- Task description: Go through the records and extract every line with the word "pelos".

- Excerpted records:

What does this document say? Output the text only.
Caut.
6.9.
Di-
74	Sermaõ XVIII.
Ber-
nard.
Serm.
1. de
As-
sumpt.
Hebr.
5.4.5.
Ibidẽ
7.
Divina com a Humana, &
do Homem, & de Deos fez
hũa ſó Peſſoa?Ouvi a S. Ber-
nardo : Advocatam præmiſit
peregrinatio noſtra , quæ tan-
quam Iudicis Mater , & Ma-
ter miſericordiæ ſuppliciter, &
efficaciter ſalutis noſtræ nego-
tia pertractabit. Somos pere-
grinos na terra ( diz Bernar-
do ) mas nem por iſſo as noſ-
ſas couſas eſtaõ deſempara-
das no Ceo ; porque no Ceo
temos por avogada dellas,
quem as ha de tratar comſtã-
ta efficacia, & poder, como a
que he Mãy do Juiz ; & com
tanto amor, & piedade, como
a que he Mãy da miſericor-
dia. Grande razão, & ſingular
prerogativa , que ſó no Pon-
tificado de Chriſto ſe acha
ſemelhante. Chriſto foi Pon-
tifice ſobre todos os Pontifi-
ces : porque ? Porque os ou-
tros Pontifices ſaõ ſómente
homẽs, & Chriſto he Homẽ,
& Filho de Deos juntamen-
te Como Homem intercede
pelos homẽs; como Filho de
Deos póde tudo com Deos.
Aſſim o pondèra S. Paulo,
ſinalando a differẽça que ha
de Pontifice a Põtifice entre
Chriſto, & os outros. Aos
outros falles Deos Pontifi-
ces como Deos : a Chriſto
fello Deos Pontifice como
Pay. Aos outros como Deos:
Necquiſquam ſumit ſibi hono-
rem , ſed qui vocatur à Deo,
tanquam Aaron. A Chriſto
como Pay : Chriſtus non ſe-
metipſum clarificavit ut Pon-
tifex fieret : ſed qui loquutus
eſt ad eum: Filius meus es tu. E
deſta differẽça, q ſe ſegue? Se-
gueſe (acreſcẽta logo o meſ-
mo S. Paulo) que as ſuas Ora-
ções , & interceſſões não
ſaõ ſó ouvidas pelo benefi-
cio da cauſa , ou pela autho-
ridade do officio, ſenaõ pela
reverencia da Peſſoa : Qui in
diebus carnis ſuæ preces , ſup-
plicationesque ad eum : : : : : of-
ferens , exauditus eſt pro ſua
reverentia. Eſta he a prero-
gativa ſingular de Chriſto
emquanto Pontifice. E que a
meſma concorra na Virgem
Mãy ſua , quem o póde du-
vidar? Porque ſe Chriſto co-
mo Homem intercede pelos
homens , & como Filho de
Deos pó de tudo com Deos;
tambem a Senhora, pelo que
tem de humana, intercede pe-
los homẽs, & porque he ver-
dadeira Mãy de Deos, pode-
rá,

- Task solution:
pelos homẽs; como Filho de
mo Homem intercede pelos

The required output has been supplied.